***** Provided entries *****
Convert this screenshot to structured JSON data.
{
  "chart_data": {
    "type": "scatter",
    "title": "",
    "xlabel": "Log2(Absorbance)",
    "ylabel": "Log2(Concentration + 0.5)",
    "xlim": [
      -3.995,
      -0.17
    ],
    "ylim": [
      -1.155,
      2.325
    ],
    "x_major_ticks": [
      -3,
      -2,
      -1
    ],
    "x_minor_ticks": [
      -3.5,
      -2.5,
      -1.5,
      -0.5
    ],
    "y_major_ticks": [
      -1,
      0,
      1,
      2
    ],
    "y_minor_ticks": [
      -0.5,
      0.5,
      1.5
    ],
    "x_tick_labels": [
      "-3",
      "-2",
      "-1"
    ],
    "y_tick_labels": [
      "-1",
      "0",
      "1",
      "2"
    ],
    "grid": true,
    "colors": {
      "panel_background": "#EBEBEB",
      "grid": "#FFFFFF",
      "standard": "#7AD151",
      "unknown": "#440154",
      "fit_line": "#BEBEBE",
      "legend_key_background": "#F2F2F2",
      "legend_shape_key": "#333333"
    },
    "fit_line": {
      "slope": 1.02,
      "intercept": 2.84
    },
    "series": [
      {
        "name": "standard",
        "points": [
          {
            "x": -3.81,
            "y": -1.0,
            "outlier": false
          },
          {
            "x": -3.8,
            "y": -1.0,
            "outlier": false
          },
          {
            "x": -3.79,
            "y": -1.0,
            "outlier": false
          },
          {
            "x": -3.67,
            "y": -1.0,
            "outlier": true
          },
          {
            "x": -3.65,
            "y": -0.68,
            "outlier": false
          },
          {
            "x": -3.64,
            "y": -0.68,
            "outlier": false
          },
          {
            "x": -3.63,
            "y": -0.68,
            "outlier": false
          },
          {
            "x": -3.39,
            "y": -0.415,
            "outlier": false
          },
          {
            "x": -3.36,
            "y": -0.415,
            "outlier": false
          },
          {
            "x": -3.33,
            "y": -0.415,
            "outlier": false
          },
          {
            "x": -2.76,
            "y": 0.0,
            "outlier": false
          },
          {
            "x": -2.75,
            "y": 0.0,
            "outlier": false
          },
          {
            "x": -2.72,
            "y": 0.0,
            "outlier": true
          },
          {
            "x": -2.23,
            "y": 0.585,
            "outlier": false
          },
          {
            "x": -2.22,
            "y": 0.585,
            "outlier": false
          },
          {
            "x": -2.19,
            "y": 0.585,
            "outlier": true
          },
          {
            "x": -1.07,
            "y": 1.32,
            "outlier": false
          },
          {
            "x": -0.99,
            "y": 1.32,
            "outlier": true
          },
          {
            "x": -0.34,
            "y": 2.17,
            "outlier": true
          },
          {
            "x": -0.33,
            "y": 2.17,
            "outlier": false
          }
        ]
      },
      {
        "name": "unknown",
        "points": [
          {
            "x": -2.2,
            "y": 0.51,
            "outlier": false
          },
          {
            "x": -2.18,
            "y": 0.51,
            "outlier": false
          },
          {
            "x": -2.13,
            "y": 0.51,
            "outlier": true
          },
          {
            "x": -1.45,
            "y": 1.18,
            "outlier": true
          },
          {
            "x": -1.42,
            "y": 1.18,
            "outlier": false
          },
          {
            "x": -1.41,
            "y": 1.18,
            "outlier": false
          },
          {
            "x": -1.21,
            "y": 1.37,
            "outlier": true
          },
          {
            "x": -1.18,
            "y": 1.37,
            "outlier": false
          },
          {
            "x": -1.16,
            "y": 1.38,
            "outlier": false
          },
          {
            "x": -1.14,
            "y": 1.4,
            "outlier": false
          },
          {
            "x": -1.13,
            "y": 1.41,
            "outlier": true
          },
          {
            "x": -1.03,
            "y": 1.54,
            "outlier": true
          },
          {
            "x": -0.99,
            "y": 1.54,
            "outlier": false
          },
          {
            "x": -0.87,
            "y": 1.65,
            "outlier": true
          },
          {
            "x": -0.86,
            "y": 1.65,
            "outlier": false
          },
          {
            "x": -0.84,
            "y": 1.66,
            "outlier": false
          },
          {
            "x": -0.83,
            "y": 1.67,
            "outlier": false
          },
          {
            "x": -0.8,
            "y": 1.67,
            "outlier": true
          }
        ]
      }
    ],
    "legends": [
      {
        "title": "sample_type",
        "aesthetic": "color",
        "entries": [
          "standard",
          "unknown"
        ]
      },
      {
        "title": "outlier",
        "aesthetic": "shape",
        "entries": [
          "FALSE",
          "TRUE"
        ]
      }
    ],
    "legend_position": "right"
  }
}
*****
● **Set problem**
Gather every line containing the word "unknown" and copy it.

● **Solution to the exercise**
      "unknown": "#440154",
        "name": "unknown",
          "unknown"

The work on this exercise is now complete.